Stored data
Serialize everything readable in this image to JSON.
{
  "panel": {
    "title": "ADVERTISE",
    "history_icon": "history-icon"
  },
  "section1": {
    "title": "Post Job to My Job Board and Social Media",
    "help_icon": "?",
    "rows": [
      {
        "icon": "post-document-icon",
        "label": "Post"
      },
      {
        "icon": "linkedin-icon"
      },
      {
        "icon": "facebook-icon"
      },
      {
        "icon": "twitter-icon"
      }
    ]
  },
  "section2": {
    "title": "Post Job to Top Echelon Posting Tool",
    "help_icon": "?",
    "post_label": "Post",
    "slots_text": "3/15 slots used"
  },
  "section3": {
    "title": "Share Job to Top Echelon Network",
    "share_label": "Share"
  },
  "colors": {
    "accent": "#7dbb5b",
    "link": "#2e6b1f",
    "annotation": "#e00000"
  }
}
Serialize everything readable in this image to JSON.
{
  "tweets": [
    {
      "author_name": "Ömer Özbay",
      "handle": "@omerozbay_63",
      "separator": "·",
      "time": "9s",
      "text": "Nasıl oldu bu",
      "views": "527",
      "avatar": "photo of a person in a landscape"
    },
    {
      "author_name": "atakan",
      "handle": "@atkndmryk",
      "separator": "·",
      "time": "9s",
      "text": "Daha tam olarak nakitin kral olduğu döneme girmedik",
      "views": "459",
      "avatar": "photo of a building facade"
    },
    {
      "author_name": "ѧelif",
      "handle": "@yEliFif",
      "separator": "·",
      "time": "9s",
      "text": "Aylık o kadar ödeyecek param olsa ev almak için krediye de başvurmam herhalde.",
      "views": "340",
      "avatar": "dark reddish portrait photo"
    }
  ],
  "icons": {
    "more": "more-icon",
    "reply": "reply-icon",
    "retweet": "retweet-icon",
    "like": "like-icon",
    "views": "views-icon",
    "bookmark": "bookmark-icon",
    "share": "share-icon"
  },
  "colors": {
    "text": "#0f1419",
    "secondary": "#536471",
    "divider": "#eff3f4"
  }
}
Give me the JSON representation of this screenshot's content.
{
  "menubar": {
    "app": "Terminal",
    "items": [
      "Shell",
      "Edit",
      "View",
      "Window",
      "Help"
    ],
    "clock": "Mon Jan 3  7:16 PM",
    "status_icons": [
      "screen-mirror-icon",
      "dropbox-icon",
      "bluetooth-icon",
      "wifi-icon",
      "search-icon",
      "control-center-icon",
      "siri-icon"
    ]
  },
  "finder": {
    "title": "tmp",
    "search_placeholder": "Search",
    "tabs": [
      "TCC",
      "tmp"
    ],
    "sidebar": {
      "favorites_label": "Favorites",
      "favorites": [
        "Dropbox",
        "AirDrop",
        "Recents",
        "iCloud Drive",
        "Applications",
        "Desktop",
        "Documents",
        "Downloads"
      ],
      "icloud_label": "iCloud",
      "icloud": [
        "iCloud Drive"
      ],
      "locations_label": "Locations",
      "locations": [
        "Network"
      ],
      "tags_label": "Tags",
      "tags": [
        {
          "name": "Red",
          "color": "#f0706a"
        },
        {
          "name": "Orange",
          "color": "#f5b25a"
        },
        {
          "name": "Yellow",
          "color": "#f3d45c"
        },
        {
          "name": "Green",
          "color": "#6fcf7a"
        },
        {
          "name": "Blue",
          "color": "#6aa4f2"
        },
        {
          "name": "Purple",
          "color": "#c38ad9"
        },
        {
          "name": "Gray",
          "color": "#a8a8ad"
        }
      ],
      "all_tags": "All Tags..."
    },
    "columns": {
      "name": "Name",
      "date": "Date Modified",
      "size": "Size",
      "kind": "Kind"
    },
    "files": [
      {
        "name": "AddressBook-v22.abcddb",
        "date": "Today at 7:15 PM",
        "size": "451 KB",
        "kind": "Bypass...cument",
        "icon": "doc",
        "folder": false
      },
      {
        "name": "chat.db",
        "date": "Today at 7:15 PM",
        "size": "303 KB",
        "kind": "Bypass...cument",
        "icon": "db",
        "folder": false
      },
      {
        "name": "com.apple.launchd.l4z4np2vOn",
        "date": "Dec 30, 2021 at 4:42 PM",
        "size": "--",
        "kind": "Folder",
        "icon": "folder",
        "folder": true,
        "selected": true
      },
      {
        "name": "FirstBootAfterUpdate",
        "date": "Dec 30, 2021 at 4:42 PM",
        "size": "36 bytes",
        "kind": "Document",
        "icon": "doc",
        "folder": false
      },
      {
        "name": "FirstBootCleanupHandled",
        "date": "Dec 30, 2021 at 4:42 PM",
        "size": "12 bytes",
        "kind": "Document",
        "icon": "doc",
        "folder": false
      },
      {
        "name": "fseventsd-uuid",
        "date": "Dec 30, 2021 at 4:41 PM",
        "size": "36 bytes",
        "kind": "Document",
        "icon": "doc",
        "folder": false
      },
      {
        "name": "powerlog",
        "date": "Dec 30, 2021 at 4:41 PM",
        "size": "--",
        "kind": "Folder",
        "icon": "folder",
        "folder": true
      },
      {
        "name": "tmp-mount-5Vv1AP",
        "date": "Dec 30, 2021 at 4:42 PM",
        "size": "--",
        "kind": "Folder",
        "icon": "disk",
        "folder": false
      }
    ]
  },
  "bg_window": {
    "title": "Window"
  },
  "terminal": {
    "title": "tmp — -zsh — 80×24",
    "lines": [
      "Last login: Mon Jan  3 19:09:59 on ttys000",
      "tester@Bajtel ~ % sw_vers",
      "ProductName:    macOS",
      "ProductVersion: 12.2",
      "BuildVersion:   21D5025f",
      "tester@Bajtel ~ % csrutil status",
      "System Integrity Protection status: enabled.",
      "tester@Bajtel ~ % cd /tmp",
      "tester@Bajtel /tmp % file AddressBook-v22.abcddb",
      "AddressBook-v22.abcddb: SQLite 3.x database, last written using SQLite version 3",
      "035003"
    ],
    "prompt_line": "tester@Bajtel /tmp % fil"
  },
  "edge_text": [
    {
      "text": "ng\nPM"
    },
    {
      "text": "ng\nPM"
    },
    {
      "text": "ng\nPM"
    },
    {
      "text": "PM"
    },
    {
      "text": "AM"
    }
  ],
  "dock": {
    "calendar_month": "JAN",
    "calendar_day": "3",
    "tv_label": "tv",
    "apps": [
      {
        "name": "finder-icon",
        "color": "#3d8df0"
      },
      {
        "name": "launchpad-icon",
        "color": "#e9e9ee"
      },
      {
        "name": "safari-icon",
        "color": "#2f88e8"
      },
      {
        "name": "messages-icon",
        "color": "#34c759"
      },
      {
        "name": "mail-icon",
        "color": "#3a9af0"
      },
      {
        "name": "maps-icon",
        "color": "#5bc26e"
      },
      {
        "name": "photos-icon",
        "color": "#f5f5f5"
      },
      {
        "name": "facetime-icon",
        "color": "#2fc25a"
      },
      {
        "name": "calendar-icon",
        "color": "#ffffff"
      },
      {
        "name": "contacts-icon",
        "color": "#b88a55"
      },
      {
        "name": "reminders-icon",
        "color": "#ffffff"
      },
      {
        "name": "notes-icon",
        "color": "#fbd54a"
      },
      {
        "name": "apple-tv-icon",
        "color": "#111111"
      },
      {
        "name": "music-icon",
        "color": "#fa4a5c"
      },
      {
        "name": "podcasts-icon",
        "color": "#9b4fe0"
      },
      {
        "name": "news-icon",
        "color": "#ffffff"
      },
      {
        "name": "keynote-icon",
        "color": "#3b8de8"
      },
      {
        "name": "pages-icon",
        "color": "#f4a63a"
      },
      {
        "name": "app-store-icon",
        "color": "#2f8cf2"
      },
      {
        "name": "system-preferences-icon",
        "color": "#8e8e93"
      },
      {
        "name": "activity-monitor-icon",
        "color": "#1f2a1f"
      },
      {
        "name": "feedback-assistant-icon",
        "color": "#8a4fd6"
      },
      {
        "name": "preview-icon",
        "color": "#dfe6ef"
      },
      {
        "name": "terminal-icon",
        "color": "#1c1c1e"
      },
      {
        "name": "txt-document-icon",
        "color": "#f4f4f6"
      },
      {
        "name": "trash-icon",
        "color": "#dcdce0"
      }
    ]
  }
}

→ **SHORT TASK**
Collect every line with the string "AddressBook" from the records, and copy each.

→ **THE REPLY**
        "name": "AddressBook-v22.abcddb",
      "tester@Bajtel /tmp % file AddressBook-v22.abcddb",
      "AddressBook-v22.abcddb: SQLite 3.x database, last written using SQLite version 3",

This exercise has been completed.